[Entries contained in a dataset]

-------

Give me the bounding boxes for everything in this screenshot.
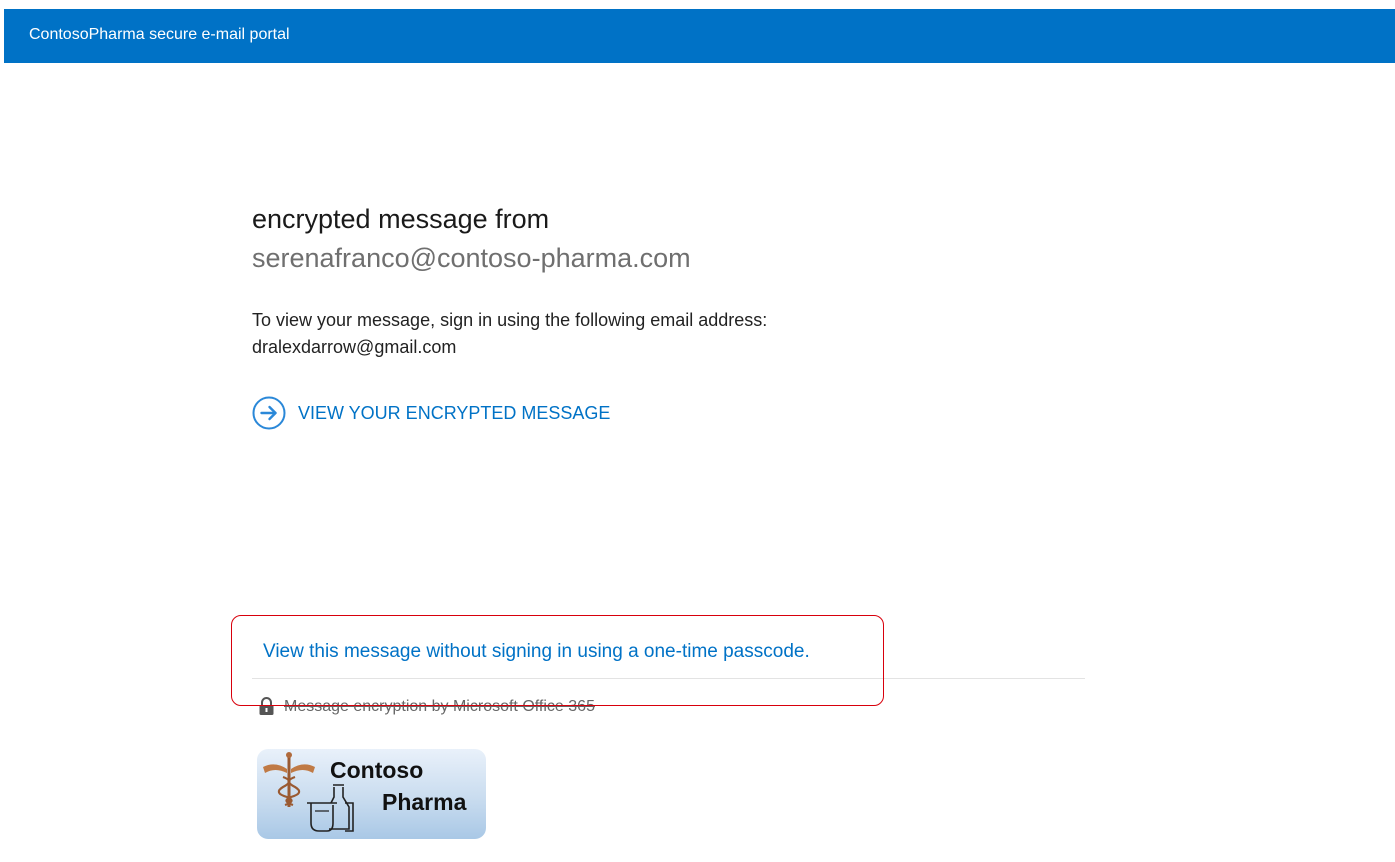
message-heading: encrypted message from	[252, 204, 550, 234]
top-bar: ContosoPharma secure e-mail portal	[4, 9, 1395, 63]
view-encrypted-message-label: VIEW YOUR ENCRYPTED MESSAGE	[298, 402, 611, 423]
passcode-highlight-box	[231, 615, 884, 706]
sender-email: serenafranco@contoso-pharma.com	[252, 243, 691, 273]
view-encrypted-message-button[interactable]: VIEW YOUR ENCRYPTED MESSAGE	[252, 396, 610, 430]
portal-title: ContosoPharma secure e-mail portal	[29, 26, 290, 43]
sign-in-instruction: To view your message, sign in using the …	[252, 310, 768, 330]
logo-text-contoso: Contoso	[330, 757, 424, 783]
recipient-email: dralexdarrow@gmail.com	[252, 337, 457, 357]
arrow-right-circle-icon	[252, 396, 286, 430]
logo-text-pharma: Pharma	[382, 789, 467, 815]
contoso-pharma-logo: Contoso Pharma	[257, 749, 486, 839]
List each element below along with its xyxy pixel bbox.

-------

- WORK TO DO -
Repeat the entries from the line containing "message-heading: encrypted message" through the end of the entries, swapping "interactable" for "clickable". Keep everything else the same.

- FULL RESPONSE -
message-heading: encrypted message from	[252, 204, 550, 234]
top-bar: ContosoPharma secure e-mail portal	[4, 9, 1395, 63]
view-encrypted-message-label: VIEW YOUR ENCRYPTED MESSAGE	[298, 402, 611, 423]
passcode-highlight-box	[231, 615, 884, 706]
sender-email: serenafranco@contoso-pharma.com	[252, 243, 691, 273]
view-encrypted-message-button[clickable]: VIEW YOUR ENCRYPTED MESSAGE	[252, 396, 610, 430]
portal-title: ContosoPharma secure e-mail portal	[29, 26, 290, 43]
sign-in-instruction: To view your message, sign in using the …	[252, 310, 768, 330]
logo-text-contoso: Contoso	[330, 757, 424, 783]
recipient-email: dralexdarrow@gmail.com	[252, 337, 457, 357]
arrow-right-circle-icon	[252, 396, 286, 430]
logo-text-pharma: Pharma	[382, 789, 467, 815]
contoso-pharma-logo: Contoso Pharma	[257, 749, 486, 839]
List each element below along with its xyxy pixel bbox.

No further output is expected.